▸ WORK TO DO: Each entry below should be written out exactly as it is, with no pictures.
— Start of MATERIAL FOR THIS TASK —
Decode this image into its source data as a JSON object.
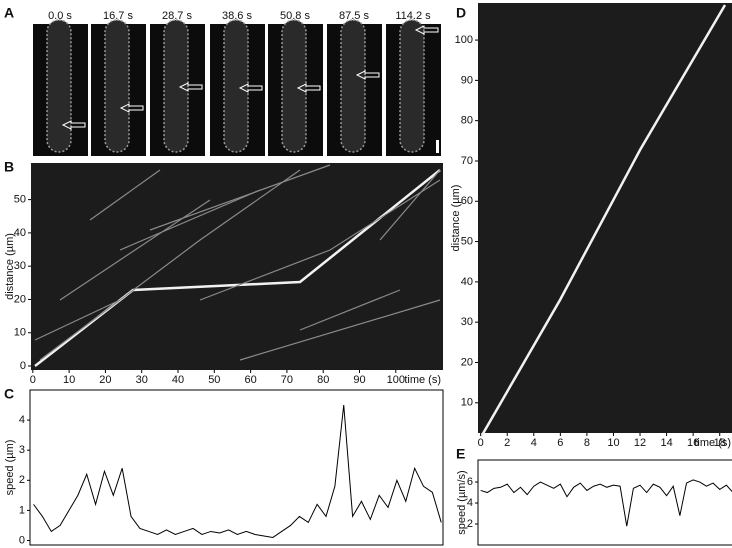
{
  "panel_a": {
    "label": "A",
    "times": [
      "0.0 s",
      "16.7 s",
      "28.7 s",
      "38.6 s",
      "50.8 s",
      "87.5 s",
      "114.2 s"
    ]
  },
  "chart_data": [
    {
      "type": "kymograph",
      "panel_label": "B",
      "xlabel": "time (s)",
      "ylabel": "distance (µm)",
      "xlim": [
        -0.5,
        113
      ],
      "ylim": [
        -1.2,
        61
      ],
      "xticks": [
        0,
        10,
        20,
        30,
        40,
        50,
        60,
        70,
        80,
        90,
        100
      ],
      "yticks": [
        0,
        10,
        20,
        30,
        40,
        50
      ]
    },
    {
      "type": "line",
      "panel_label": "C",
      "ylabel": "speed (µm)",
      "color": "#000000",
      "x": [
        0,
        2.5,
        5,
        7.5,
        10,
        12.5,
        15,
        17.5,
        20,
        22.5,
        25,
        27.5,
        30,
        32.5,
        35,
        37.5,
        40,
        42.5,
        45,
        47.5,
        50,
        52.5,
        55,
        57.5,
        60,
        62.5,
        65,
        67.5,
        70,
        72.5,
        75,
        77.5,
        80,
        82.5,
        85,
        87.5,
        90,
        92.5,
        95,
        97.5,
        100,
        102.5,
        105,
        107.5,
        110,
        112.5,
        115
      ],
      "values": [
        1.2,
        0.8,
        0.3,
        0.5,
        1.0,
        1.5,
        2.2,
        1.2,
        2.3,
        1.5,
        2.4,
        0.8,
        0.4,
        0.3,
        0.2,
        0.35,
        0.2,
        0.3,
        0.4,
        0.2,
        0.3,
        0.25,
        0.35,
        0.2,
        0.3,
        0.2,
        0.15,
        0.1,
        0.3,
        0.5,
        0.8,
        0.6,
        1.2,
        0.8,
        1.8,
        4.5,
        0.8,
        1.3,
        0.7,
        1.5,
        1.1,
        2.0,
        1.3,
        2.4,
        1.8,
        1.6,
        0.6
      ],
      "xlim": [
        -1,
        115.5
      ],
      "ylim": [
        -0.15,
        5.0
      ],
      "yticks": [
        0,
        1,
        2,
        3,
        4
      ]
    },
    {
      "type": "kymograph",
      "panel_label": "D",
      "xlabel": "time (s)",
      "ylabel": "distance (µm)",
      "xlim": [
        -0.2,
        19.0
      ],
      "ylim": [
        2.5,
        109.2
      ],
      "xticks": [
        0,
        2,
        4,
        6,
        8,
        10,
        12,
        14,
        16,
        18
      ],
      "yticks": [
        10,
        20,
        30,
        40,
        50,
        60,
        70,
        80,
        90,
        100
      ]
    },
    {
      "type": "line",
      "panel_label": "E",
      "ylabel": "speed (µm/s)",
      "color": "#000000",
      "x": [
        0,
        0.5,
        1,
        1.5,
        2,
        2.5,
        3,
        3.5,
        4,
        4.5,
        5,
        5.5,
        6,
        6.5,
        7,
        7.5,
        8,
        8.5,
        9,
        9.5,
        10,
        10.5,
        11,
        11.5,
        12,
        12.5,
        13,
        13.5,
        14,
        14.5,
        15,
        15.5,
        16,
        16.5,
        17,
        17.5,
        18,
        18.5,
        19
      ],
      "values": [
        5.2,
        5.0,
        5.4,
        5.5,
        5.8,
        5.0,
        5.5,
        4.8,
        5.6,
        6.0,
        5.7,
        5.4,
        5.8,
        4.6,
        5.5,
        5.9,
        5.2,
        5.6,
        5.8,
        5.5,
        5.7,
        5.6,
        1.8,
        5.4,
        5.7,
        5.0,
        5.8,
        5.5,
        4.7,
        5.6,
        2.8,
        5.9,
        6.2,
        6.0,
        5.6,
        5.9,
        5.3,
        5.7,
        5.0
      ],
      "xlim": [
        -0.2,
        19.0
      ],
      "ylim": [
        0,
        8.1
      ],
      "yticks": [
        2,
        4,
        6
      ]
    }
  ]
}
— End of MATERIAL FOR THIS TASK —
▸ OUTPUT OF THE EXERCISE:
Decode this image into its source data as a JSON object.
{
  "panel_a": {
    "label": "A",
    "times": [
      "0.0 s",
      "16.7 s",
      "28.7 s",
      "38.6 s",
      "50.8 s",
      "87.5 s",
      "114.2 s"
    ]
  },
  "chart_data": [
    {
      "type": "kymograph",
      "panel_label": "B",
      "xlabel": "time (s)",
      "ylabel": "distance (µm)",
      "xlim": [
        -0.5,
        113
      ],
      "ylim": [
        -1.2,
        61
      ],
      "xticks": [
        0,
        10,
        20,
        30,
        40,
        50,
        60,
        70,
        80,
        90,
        100
      ],
      "yticks": [
        0,
        10,
        20,
        30,
        40,
        50
      ]
    },
    {
      "type": "line",
      "panel_label": "C",
      "ylabel": "speed (µm)",
      "color": "#000000",
      "x": [
        0,
        2.5,
        5,
        7.5,
        10,
        12.5,
        15,
        17.5,
        20,
        22.5,
        25,
        27.5,
        30,
        32.5,
        35,
        37.5,
        40,
        42.5,
        45,
        47.5,
        50,
        52.5,
        55,
        57.5,
        60,
        62.5,
        65,
        67.5,
        70,
        72.5,
        75,
        77.5,
        80,
        82.5,
        85,
        87.5,
        90,
        92.5,
        95,
        97.5,
        100,
        102.5,
        105,
        107.5,
        110,
        112.5,
        115
      ],
      "values": [
        1.2,
        0.8,
        0.3,
        0.5,
        1.0,
        1.5,
        2.2,
        1.2,
        2.3,
        1.5,
        2.4,
        0.8,
        0.4,
        0.3,
        0.2,
        0.35,
        0.2,
        0.3,
        0.4,
        0.2,
        0.3,
        0.25,
        0.35,
        0.2,
        0.3,
        0.2,
        0.15,
        0.1,
        0.3,
        0.5,
        0.8,
        0.6,
        1.2,
        0.8,
        1.8,
        4.5,
        0.8,
        1.3,
        0.7,
        1.5,
        1.1,
        2.0,
        1.3,
        2.4,
        1.8,
        1.6,
        0.6
      ],
      "xlim": [
        -1,
        115.5
      ],
      "ylim": [
        -0.15,
        5.0
      ],
      "yticks": [
        0,
        1,
        2,
        3,
        4
      ]
    },
    {
      "type": "kymograph",
      "panel_label": "D",
      "xlabel": "time (s)",
      "ylabel": "distance (µm)",
      "xlim": [
        -0.2,
        19.0
      ],
      "ylim": [
        2.5,
        109.2
      ],
      "xticks": [
        0,
        2,
        4,
        6,
        8,
        10,
        12,
        14,
        16,
        18
      ],
      "yticks": [
        10,
        20,
        30,
        40,
        50,
        60,
        70,
        80,
        90,
        100
      ]
    },
    {
      "type": "line",
      "panel_label": "E",
      "ylabel": "speed (µm/s)",
      "color": "#000000",
      "x": [
        0,
        0.5,
        1,
        1.5,
        2,
        2.5,
        3,
        3.5,
        4,
        4.5,
        5,
        5.5,
        6,
        6.5,
        7,
        7.5,
        8,
        8.5,
        9,
        9.5,
        10,
        10.5,
        11,
        11.5,
        12,
        12.5,
        13,
        13.5,
        14,
        14.5,
        15,
        15.5,
        16,
        16.5,
        17,
        17.5,
        18,
        18.5,
        19
      ],
      "values": [
        5.2,
        5.0,
        5.4,
        5.5,
        5.8,
        5.0,
        5.5,
        4.8,
        5.6,
        6.0,
        5.7,
        5.4,
        5.8,
        4.6,
        5.5,
        5.9,
        5.2,
        5.6,
        5.8,
        5.5,
        5.7,
        5.6,
        1.8,
        5.4,
        5.7,
        5.0,
        5.8,
        5.5,
        4.7,
        5.6,
        2.8,
        5.9,
        6.2,
        6.0,
        5.6,
        5.9,
        5.3,
        5.7,
        5.0
      ],
      "xlim": [
        -0.2,
        19.0
      ],
      "ylim": [
        0,
        8.1
      ],
      "yticks": [
        2,
        4,
        6
      ]
    }
  ]
}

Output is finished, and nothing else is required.